* **Sección del documento**:
------------------------------------------------
MATERNIDAD, SABIDURIA Y SENSIBILIDAD

Y una viejita muy plena, porque se ha realizado como poeta, como maestra y también como mamá, porque siempre pensó en la maternidad como una condición femenina asociada con la sabiduría y la sensibilidad. “Desde antes de casarme yo tenía ganas de un niño, no sin casarme, porque qué culpa tenía el niño de no tener siquiera papa”, bromea divertida, quien tuvo siete hijos, cinco hombres y dos mujeres.
       Es algo de lo que nunca se ha arrepentido y cree que lo hizo bien, pues “mis hijos son buenas personas, les pude proporcionar la manera de que estudiaran. Mi hijo mayor, Javier, trabajó en la SEP desde muy chico y estudió lo que pudo, periodismo; fue periodista de la televisión y tuvo buen empleo en Chihuahua, le gustaba mucho leer y escribía”.
------------------------------------------------
* **Sección de datos**:
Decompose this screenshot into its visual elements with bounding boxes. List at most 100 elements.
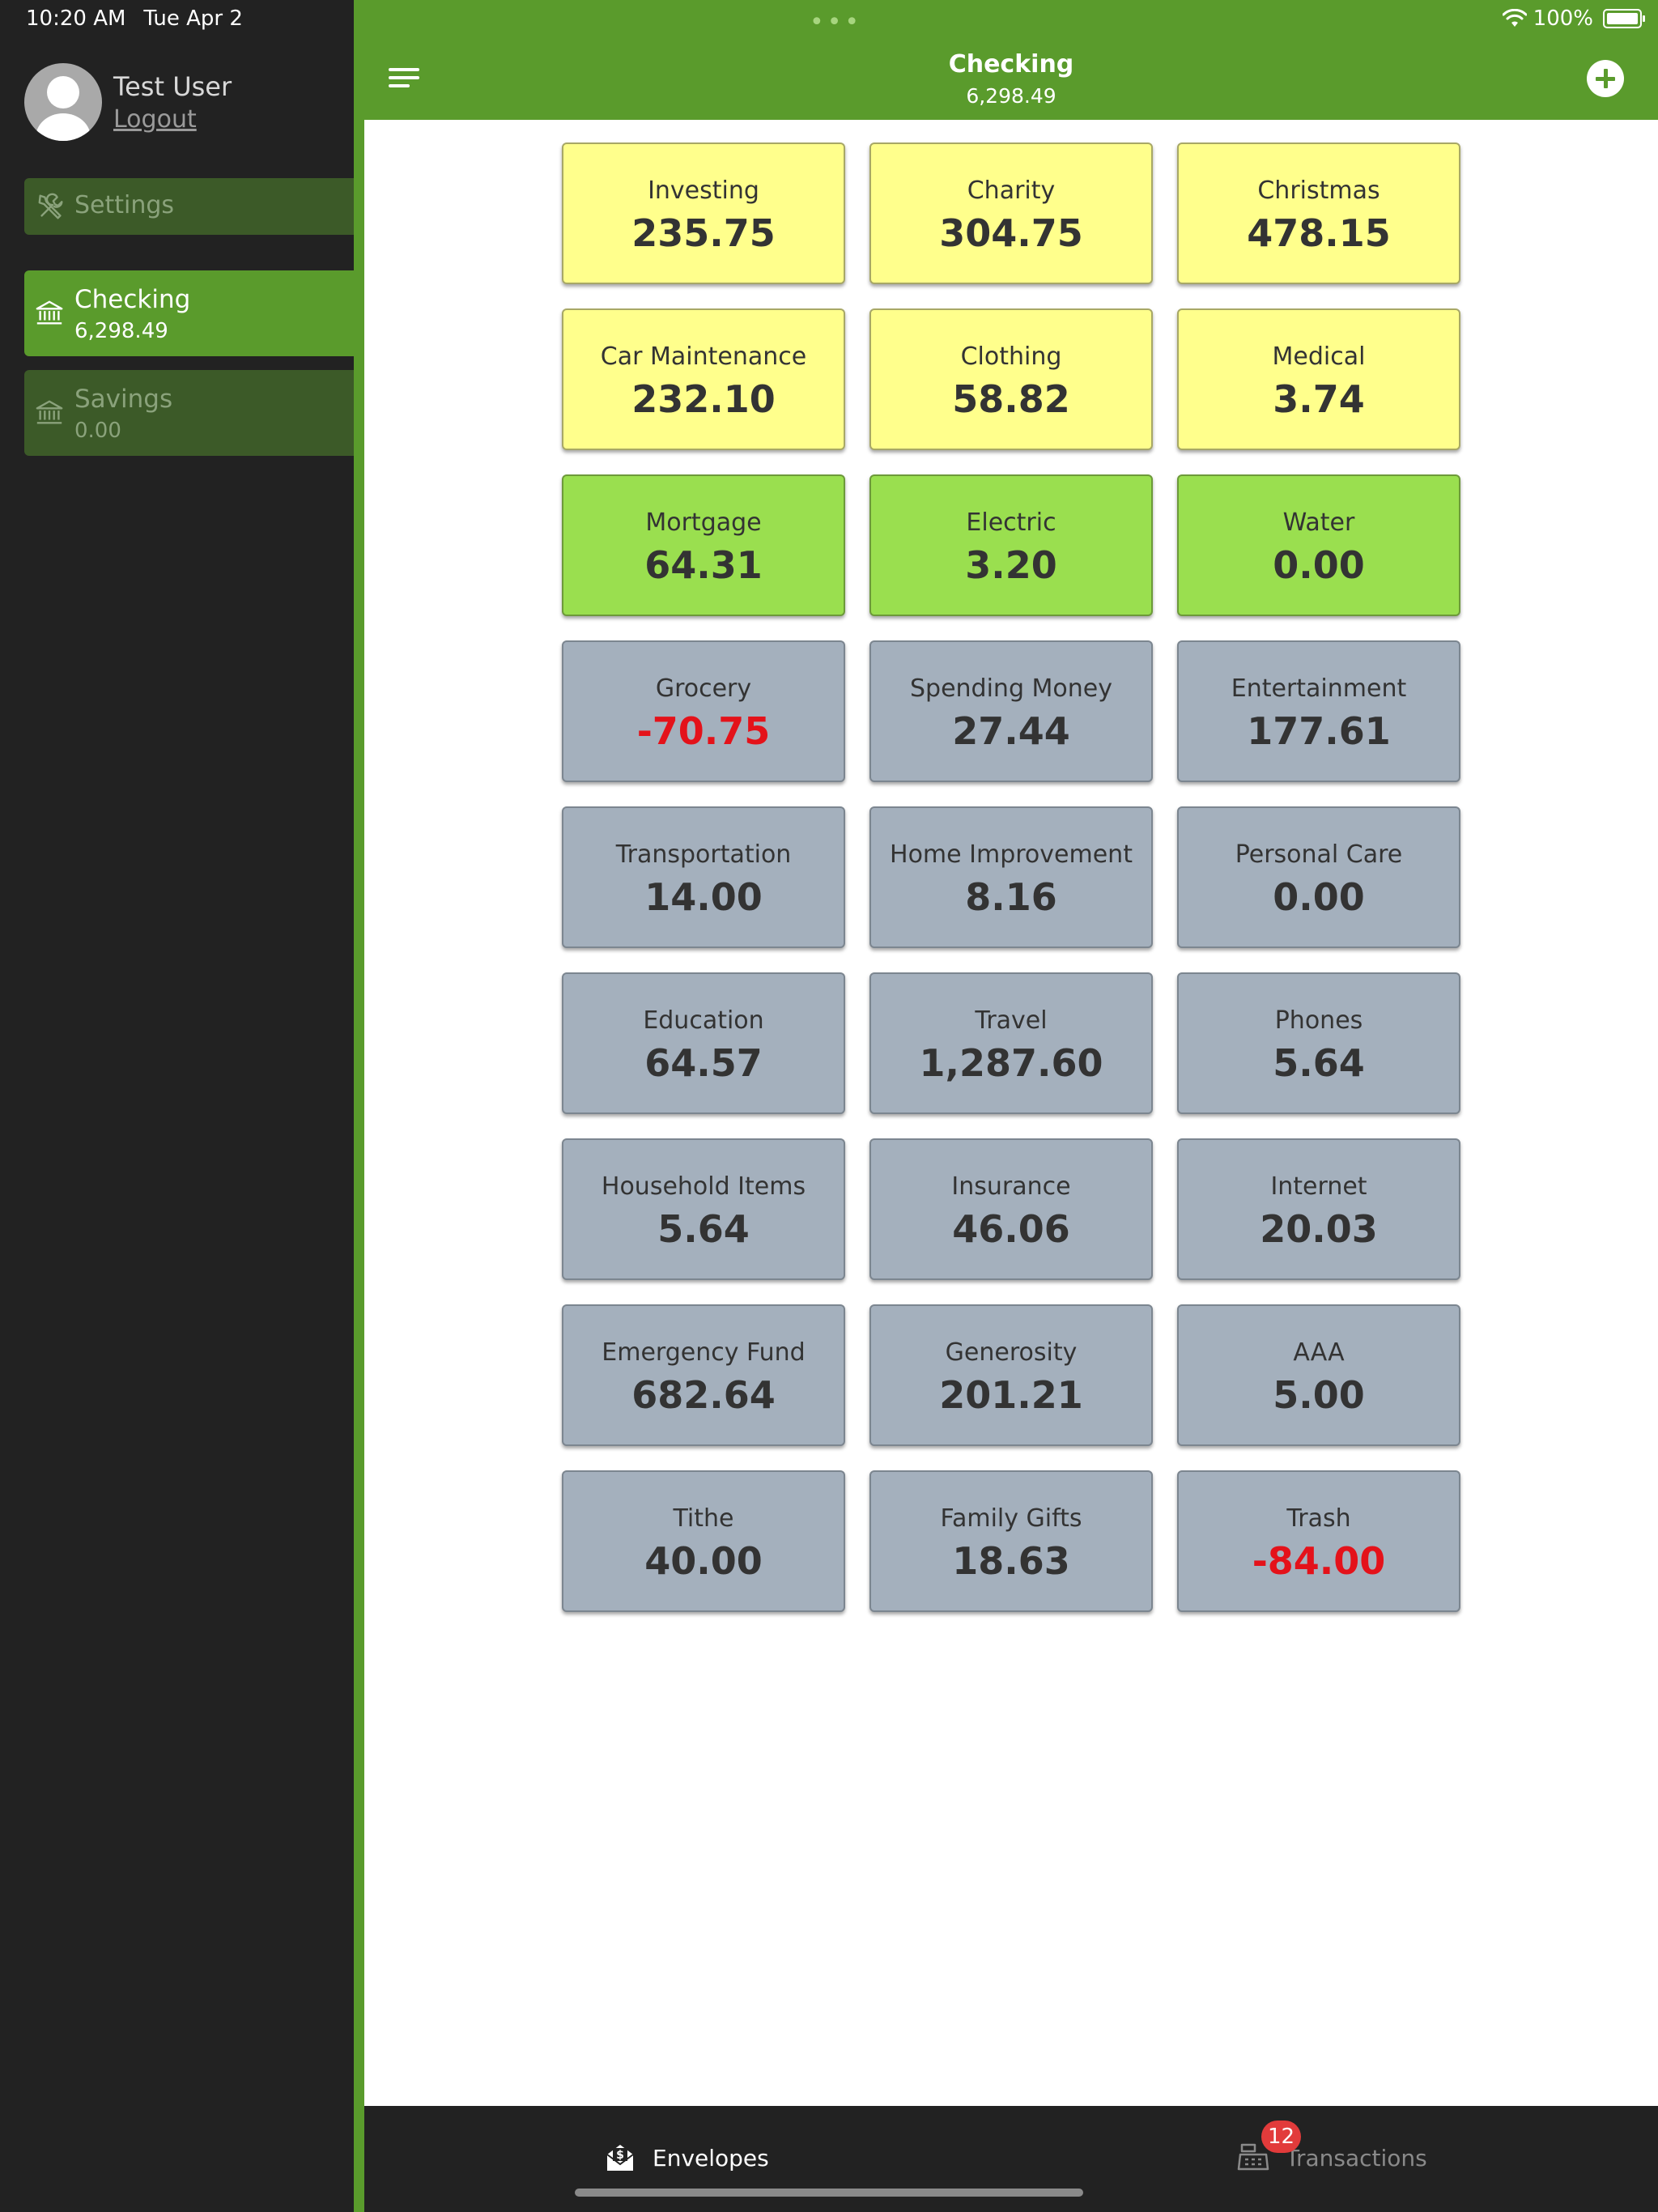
envelope-name: Personal Care: [1235, 840, 1403, 869]
svg-text:$: $: [616, 2149, 624, 2162]
envelope-tile[interactable]: Personal Care 0.00: [1177, 806, 1460, 948]
battery-icon: [1603, 9, 1645, 28]
envelope-amount: 232.10: [631, 377, 776, 421]
envelope-amount: 0.00: [1273, 543, 1365, 587]
transactions-badge: 12: [1261, 2121, 1302, 2153]
user-name: Test User: [113, 71, 232, 102]
envelope-grid: Investing 235.75 Charity 304.75 Christmas 478…: [562, 143, 1460, 1612]
tab-envelopes[interactable]: $ Envelopes: [604, 2135, 769, 2180]
envelope-amount: 201.21: [939, 1373, 1083, 1417]
envelope-tile[interactable]: Water 0.00: [1177, 474, 1460, 616]
envelope-name: Generosity: [945, 1338, 1078, 1367]
avatar: [24, 63, 102, 141]
envelope-name: Phones: [1274, 1006, 1363, 1035]
envelope-amount: 478.15: [1247, 211, 1391, 255]
envelope-tile[interactable]: Transportation 14.00: [562, 806, 845, 948]
envelope-name: Grocery: [655, 674, 752, 703]
envelope-tile[interactable]: Insurance 46.06: [869, 1138, 1153, 1280]
envelope-tile[interactable]: Trash -84.00: [1177, 1470, 1460, 1612]
envelope-tile[interactable]: Grocery -70.75: [562, 640, 845, 782]
envelope-amount: 177.61: [1247, 709, 1391, 753]
settings-label: Settings: [74, 191, 175, 219]
envelope-name: Water: [1282, 508, 1355, 537]
settings-button[interactable]: Settings: [24, 178, 354, 235]
envelope-name: Internet: [1270, 1172, 1367, 1201]
envelope-tile[interactable]: Investing 235.75: [562, 143, 845, 284]
envelope-tile[interactable]: Car Maintenance 232.10: [562, 308, 845, 450]
envelope-tile[interactable]: Generosity 201.21: [869, 1304, 1153, 1446]
envelope-amount: 46.06: [952, 1207, 1070, 1251]
bank-icon: [36, 300, 63, 325]
home-indicator: [575, 2189, 1083, 2197]
envelope-name: Clothing: [960, 342, 1062, 371]
envelope-name: Electric: [966, 508, 1056, 537]
account-name: Savings: [74, 385, 173, 414]
envelope-amount: -70.75: [636, 709, 771, 753]
main-panel: ••• 100% Checking 6,298.49 Investing 235.…: [364, 0, 1658, 2212]
envelope-tile[interactable]: Family Gifts 18.63: [869, 1470, 1153, 1612]
envelope-amount: 682.64: [631, 1373, 776, 1417]
envelope-name: Transportation: [615, 840, 792, 869]
envelope-name: Entertainment: [1231, 674, 1407, 703]
envelope-amount: 5.64: [1273, 1041, 1365, 1085]
envelope-tile[interactable]: Education 64.57: [562, 972, 845, 1114]
envelope-tile[interactable]: Entertainment 177.61: [1177, 640, 1460, 782]
envelope-dollar-icon: $: [606, 2145, 634, 2171]
status-bar-left: 10:20 AM Tue Apr 2: [26, 6, 261, 31]
envelope-tile[interactable]: Phones 5.64: [1177, 972, 1460, 1114]
tab-transactions-label: Transactions: [1286, 2144, 1427, 2172]
envelope-name: Medical: [1272, 342, 1366, 371]
envelope-tile[interactable]: Tithe 40.00: [562, 1470, 845, 1612]
account-checking[interactable]: Checking 6,298.49: [24, 270, 354, 356]
envelope-tile[interactable]: AAA 5.00: [1177, 1304, 1460, 1446]
page-title: Checking: [948, 50, 1074, 79]
envelope-tile[interactable]: Spending Money 27.44: [869, 640, 1153, 782]
envelope-tile[interactable]: Mortgage 64.31: [562, 474, 845, 616]
envelope-name: Spending Money: [910, 674, 1112, 703]
envelope-amount: 1,287.60: [919, 1041, 1103, 1085]
envelope-name: AAA: [1293, 1338, 1345, 1367]
logout-link[interactable]: Logout: [113, 105, 197, 134]
envelope-tile[interactable]: Internet 20.03: [1177, 1138, 1460, 1280]
page-balance: 6,298.49: [966, 84, 1056, 108]
envelope-tile[interactable]: Travel 1,287.60: [869, 972, 1153, 1114]
envelope-name: Family Gifts: [940, 1504, 1082, 1533]
add-button[interactable]: [1587, 60, 1624, 97]
top-bar: ••• 100% Checking 6,298.49: [364, 0, 1658, 120]
battery-percent: 100%: [1533, 6, 1593, 31]
envelope-name: Education: [643, 1006, 764, 1035]
account-balance: 6,298.49: [74, 319, 168, 343]
envelope-amount: 18.63: [952, 1539, 1070, 1583]
envelope-name: Mortgage: [645, 508, 762, 537]
envelope-tile[interactable]: Christmas 478.15: [1177, 143, 1460, 284]
envelope-tile[interactable]: Electric 3.20: [869, 474, 1153, 616]
envelope-amount: 5.64: [657, 1207, 750, 1251]
envelope-name: Household Items: [601, 1172, 806, 1201]
envelope-amount: -84.00: [1252, 1539, 1386, 1583]
sidebar-divider: [354, 0, 364, 2212]
envelope-amount: 3.74: [1273, 377, 1365, 421]
envelope-amount: 0.00: [1273, 875, 1365, 919]
envelope-amount: 235.75: [631, 211, 776, 255]
envelope-tile[interactable]: Medical 3.74: [1177, 308, 1460, 450]
envelope-name: Car Maintenance: [600, 342, 807, 371]
envelope-tile[interactable]: Home Improvement 8.16: [869, 806, 1153, 948]
envelope-amount: 14.00: [644, 875, 763, 919]
sidebar: 10:20 AM Tue Apr 2 Test User Logout Setti…: [0, 0, 354, 2212]
envelope-tile[interactable]: Emergency Fund 682.64: [562, 1304, 845, 1446]
envelope-name: Trash: [1286, 1504, 1351, 1533]
multitasking-dots-icon[interactable]: •••: [810, 8, 862, 36]
envelope-tile[interactable]: Household Items 5.64: [562, 1138, 845, 1280]
envelope-name: Christmas: [1257, 177, 1380, 205]
envelope-amount: 27.44: [952, 709, 1070, 753]
envelope-name: Investing: [648, 177, 759, 205]
account-savings[interactable]: Savings 0.00: [24, 370, 354, 456]
status-bar-right: 100%: [1502, 6, 1645, 31]
envelope-name: Insurance: [951, 1172, 1071, 1201]
envelope-tile[interactable]: Charity 304.75: [869, 143, 1153, 284]
status-time: 10:20 AM: [26, 6, 126, 31]
envelope-name: Emergency Fund: [602, 1338, 806, 1367]
envelope-amount: 40.00: [644, 1539, 763, 1583]
envelope-name: Charity: [967, 177, 1056, 205]
envelope-tile[interactable]: Clothing 58.82: [869, 308, 1153, 450]
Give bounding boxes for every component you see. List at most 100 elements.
------------------------------------------------
Resume en dos oraciones el texto sobre maternidad, sabiduría y sensibilidad.

* **Resultado final**:
Una viejita que se ha realizado como poeta, maestra y mamá siempre pensó en la maternidad como una condición femenina asociada con la sabiduría y la sensibilidad, y tuvo siete hijos, cinco hombres y dos mujeres. Nunca se ha arrepentido y cree que lo hizo bien, porque sus hijos son buenas personas y pudo darles la manera de estudiar; el mayor, Javier, trabajó en la SEP desde muy chico, fue periodista de la televisión y tuvo buen empleo en Chihuahua.